### RECORDS PROVIDED
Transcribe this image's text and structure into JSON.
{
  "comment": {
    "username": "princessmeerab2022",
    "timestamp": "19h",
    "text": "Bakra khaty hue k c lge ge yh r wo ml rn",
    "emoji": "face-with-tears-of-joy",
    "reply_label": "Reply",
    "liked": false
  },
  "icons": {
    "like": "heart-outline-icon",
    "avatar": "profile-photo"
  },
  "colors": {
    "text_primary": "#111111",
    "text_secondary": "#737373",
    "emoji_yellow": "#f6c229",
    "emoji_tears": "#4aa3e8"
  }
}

### CHALLENGE
Return each entry from above without altering a single character.

### WRITTEN ANSWER
Transcribe this image's text and structure into JSON.
{
  "comment": {
    "username": "princessmeerab2022",
    "timestamp": "19h",
    "text": "Bakra khaty hue k c lge ge yh r wo ml rn",
    "emoji": "face-with-tears-of-joy",
    "reply_label": "Reply",
    "liked": false
  },
  "icons": {
    "like": "heart-outline-icon",
    "avatar": "profile-photo"
  },
  "colors": {
    "text_primary": "#111111",
    "text_secondary": "#737373",
    "emoji_yellow": "#f6c229",
    "emoji_tears": "#4aa3e8"
  }
}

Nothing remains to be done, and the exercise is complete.